外国人による刑法犯の検挙件数は,平成17年に4万3,622件を記録した後,18年から減少に転じ,28年は1万5,276件(前年比4.6%減)であった。また,外国人による刑法犯の検挙人員は,11年から増加し,17年に1万4,786人を記録した後,18年から減少し続けたが,25年から増減を繰り返し,28年は1万750人(同2.7%減)であった。同年における刑法犯検挙人員総数(22万6,376人)に占める外国人の比率は4.7%であった。
出典:法務省 平成29年版 犯罪白書 第4編/第9章/第2節/1
http://hakusyo1.moj.go.jp/jp/64/nfm/n64_2_4_9_2_1.html
図1 外国人による刑法犯 検挙件数・検挙人数の推移(平成元年〜28年)
出典:法務省 平成29年版 犯罪白書 第4編/第9章/第2節/1
http://hakusyo1.moj.go.jp/jp/64/nfm/n64_2_4_9_2_1.html
なんと「来日外国人検挙件数」は10年前からだいぶ減っているじゃないか。「その他の外国人検挙件数」(つまり留学、技能実習、観光など)や「検挙人員」などはそもそも大きな変化がない。
ただし、検挙の“数”が増えていないことはわかったが、犯罪“率”が増えているかもしれない。そのためには母数が必要だ。日本に観光で来る人が最近急増しているのはだれでも知っているだろう。観光以外の人はどうかというと、法務省の「在留外国人数」という統計データが見つかった(図2)。つまり永住、留学、技能実習などの人たちだが、これも増えている。母数が増えているにもかかわらず検挙数は増えていないことがわかる。
図2 在留外国人数の推移(平成19年〜29年)

------------------------------------------------

設問 1: 課題文のうち「外国人による刑法犯の検挙件数」から「人の比率は4.7%であった。」までの部分を、一字も変えずに出力してください。
課題文とレコードは、それぞれ独立した別の資料です。

[ボックス注釈データ]
------------------------------------------------

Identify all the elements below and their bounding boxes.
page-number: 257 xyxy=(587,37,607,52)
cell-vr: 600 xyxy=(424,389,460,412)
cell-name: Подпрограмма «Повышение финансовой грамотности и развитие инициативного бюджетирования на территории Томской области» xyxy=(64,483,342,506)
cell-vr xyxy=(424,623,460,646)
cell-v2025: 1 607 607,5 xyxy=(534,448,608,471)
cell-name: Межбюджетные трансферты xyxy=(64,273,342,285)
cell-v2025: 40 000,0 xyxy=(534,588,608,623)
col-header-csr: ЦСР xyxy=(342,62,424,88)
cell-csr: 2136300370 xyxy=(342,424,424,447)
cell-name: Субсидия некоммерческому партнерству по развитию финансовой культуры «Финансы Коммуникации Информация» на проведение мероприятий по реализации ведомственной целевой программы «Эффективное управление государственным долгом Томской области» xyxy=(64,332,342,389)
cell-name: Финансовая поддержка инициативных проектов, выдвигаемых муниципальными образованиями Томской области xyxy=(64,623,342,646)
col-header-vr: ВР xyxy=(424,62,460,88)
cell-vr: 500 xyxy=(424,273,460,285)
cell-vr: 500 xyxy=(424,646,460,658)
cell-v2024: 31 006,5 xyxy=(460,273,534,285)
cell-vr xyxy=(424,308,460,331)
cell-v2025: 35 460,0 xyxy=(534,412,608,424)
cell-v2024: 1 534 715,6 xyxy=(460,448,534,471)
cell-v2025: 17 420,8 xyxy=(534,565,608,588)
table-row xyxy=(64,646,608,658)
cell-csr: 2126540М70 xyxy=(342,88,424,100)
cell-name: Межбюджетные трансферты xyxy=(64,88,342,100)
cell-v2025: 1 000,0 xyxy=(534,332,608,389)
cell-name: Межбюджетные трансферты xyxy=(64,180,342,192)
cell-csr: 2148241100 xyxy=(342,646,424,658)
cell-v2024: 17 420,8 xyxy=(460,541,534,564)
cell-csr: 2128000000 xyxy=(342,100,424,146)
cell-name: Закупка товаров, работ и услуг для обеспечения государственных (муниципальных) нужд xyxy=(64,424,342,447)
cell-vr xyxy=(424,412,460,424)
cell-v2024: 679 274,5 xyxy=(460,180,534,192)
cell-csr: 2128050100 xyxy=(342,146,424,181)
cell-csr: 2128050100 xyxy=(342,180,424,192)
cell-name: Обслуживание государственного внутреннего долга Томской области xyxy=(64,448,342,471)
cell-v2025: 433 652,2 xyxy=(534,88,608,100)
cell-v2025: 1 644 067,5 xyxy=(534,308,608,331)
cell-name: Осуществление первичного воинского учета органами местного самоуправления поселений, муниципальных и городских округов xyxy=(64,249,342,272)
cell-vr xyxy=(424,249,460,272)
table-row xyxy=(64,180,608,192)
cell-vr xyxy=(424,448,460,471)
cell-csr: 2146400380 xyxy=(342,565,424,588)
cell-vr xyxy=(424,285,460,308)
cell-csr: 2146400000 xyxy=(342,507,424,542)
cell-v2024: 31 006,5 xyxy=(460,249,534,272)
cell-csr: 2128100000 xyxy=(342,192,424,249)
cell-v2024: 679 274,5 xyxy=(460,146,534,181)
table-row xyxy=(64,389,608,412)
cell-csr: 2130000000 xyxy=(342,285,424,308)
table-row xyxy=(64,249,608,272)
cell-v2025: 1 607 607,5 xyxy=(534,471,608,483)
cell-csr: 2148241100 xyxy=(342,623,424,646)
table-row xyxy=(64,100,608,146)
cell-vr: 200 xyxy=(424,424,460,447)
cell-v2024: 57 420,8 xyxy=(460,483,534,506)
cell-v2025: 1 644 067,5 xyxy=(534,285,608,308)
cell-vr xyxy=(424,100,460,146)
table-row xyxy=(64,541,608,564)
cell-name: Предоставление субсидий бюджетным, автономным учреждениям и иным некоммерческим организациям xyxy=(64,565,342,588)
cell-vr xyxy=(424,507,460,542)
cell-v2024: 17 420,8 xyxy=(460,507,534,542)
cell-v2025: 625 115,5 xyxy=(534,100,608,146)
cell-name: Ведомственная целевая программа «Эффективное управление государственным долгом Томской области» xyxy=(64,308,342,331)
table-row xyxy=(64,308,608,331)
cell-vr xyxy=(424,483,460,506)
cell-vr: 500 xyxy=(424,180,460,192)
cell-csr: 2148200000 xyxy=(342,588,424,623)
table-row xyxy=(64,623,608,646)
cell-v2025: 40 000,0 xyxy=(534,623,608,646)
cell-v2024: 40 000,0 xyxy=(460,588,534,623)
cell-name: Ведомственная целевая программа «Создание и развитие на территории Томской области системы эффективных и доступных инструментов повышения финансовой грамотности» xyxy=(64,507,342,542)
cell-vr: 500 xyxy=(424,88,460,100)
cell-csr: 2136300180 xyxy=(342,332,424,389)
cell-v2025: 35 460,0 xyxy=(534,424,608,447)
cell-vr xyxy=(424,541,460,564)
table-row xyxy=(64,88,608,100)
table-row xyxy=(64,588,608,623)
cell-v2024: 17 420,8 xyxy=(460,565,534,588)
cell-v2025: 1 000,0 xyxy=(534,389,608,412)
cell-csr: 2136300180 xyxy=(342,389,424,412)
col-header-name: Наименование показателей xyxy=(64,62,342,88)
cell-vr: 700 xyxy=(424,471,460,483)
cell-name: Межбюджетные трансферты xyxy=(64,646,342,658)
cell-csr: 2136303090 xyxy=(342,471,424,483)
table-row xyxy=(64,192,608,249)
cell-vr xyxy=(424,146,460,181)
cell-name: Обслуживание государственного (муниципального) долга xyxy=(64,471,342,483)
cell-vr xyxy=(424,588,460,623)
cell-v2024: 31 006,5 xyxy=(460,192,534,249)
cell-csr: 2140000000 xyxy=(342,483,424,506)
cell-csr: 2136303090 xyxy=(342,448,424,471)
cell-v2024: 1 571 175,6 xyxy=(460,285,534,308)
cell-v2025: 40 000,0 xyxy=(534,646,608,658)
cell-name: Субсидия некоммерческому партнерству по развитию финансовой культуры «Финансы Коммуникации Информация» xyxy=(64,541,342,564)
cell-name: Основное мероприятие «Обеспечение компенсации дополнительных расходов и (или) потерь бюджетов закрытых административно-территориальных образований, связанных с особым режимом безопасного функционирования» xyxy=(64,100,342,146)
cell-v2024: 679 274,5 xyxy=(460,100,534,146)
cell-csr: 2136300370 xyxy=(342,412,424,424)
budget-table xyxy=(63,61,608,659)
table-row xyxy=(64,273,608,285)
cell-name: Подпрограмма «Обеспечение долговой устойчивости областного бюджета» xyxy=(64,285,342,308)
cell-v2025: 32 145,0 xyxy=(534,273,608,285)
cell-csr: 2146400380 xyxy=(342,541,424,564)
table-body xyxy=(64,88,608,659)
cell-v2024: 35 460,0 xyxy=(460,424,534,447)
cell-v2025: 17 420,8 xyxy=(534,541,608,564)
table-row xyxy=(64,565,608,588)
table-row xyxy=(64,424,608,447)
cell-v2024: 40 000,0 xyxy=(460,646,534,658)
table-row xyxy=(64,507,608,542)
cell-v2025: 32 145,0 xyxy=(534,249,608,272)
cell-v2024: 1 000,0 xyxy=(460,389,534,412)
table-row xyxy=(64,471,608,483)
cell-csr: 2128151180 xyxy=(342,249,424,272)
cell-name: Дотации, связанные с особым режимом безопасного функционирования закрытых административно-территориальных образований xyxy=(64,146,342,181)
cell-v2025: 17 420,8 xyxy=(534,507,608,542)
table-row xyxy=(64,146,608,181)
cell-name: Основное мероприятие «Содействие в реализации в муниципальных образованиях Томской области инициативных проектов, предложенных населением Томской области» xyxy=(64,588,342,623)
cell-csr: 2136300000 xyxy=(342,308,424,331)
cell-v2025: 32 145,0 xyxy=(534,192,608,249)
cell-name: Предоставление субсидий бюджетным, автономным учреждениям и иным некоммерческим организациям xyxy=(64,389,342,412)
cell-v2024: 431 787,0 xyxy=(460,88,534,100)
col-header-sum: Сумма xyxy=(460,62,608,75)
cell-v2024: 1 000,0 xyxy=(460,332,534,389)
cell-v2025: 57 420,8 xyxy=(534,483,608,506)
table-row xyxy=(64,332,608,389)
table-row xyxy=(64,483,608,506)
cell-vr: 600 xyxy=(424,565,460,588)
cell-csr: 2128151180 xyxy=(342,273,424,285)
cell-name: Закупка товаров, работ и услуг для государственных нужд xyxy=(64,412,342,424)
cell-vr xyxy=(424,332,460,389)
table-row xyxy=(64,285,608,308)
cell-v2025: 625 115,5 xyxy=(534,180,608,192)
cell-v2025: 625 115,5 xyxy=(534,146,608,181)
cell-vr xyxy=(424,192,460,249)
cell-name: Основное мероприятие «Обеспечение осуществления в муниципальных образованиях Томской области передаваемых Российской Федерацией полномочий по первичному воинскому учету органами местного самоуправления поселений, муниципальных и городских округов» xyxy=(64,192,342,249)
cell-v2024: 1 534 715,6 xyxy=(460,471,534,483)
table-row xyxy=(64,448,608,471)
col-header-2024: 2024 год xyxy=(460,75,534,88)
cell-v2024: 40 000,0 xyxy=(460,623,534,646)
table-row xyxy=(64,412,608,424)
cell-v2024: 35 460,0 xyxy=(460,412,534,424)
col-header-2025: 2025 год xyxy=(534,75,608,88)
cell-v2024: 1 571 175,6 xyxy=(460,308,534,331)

------------------------------------------------

設問 2: レコードの冒頭から「cell-v2024: 17 420,8 xyxy=(460,541,534,564)」を含む行までを、両端の行も含めて一字も変えずに返してください。それ以外の行は含めないでください。

解答 1:
外国人による刑法犯の検挙件数は,平成17年に4万3,622件を記録した後,18年から減少に転じ,28年は1万5,276件(前年比4.6%減)であった。また,外国人による刑法犯の検挙人員は,11年から増加し,17年に1万4,786人を記録した後,18年から減少し続けたが,25年から増減を繰り返し,28年は1万750人(同2.7%減)であった。同年における刑法犯検挙人員総数(22万6,376人)に占める外国人の比率は4.7%であった。

解答 2:
Identify all the elements below and their bounding boxes.
page-number: 257 xyxy=(587,37,607,52)
cell-vr: 600 xyxy=(424,389,460,412)
cell-name: Подпрограмма «Повышение финансовой грамотности и развитие инициативного бюджетирования на территории Томской области» xyxy=(64,483,342,506)
cell-vr xyxy=(424,623,460,646)
cell-v2025: 1 607 607,5 xyxy=(534,448,608,471)
cell-name: Межбюджетные трансферты xyxy=(64,273,342,285)
cell-v2025: 40 000,0 xyxy=(534,588,608,623)
col-header-csr: ЦСР xyxy=(342,62,424,88)
cell-csr: 2136300370 xyxy=(342,424,424,447)
cell-name: Субсидия некоммерческому партнерству по развитию финансовой культуры «Финансы Коммуникации Информация» на проведение мероприятий по реализации ведомственной целевой программы «Эффективное управление государственным долгом Томской области» xyxy=(64,332,342,389)
cell-name: Финансовая поддержка инициативных проектов, выдвигаемых муниципальными образованиями Томской области xyxy=(64,623,342,646)
col-header-vr: ВР xyxy=(424,62,460,88)
cell-vr: 500 xyxy=(424,273,460,285)
cell-vr: 500 xyxy=(424,646,460,658)
cell-v2024: 31 006,5 xyxy=(460,273,534,285)
cell-vr xyxy=(424,308,460,331)
cell-v2025: 35 460,0 xyxy=(534,412,608,424)
cell-v2024: 1 534 715,6 xyxy=(460,448,534,471)
cell-v2025: 17 420,8 xyxy=(534,565,608,588)
table-row xyxy=(64,646,608,658)
cell-csr: 2126540М70 xyxy=(342,88,424,100)
cell-name: Межбюджетные трансферты xyxy=(64,88,342,100)
cell-v2025: 1 000,0 xyxy=(534,332,608,389)
cell-name: Межбюджетные трансферты xyxy=(64,180,342,192)
cell-csr: 2148241100 xyxy=(342,646,424,658)
cell-v2024: 17 420,8 xyxy=(460,541,534,564)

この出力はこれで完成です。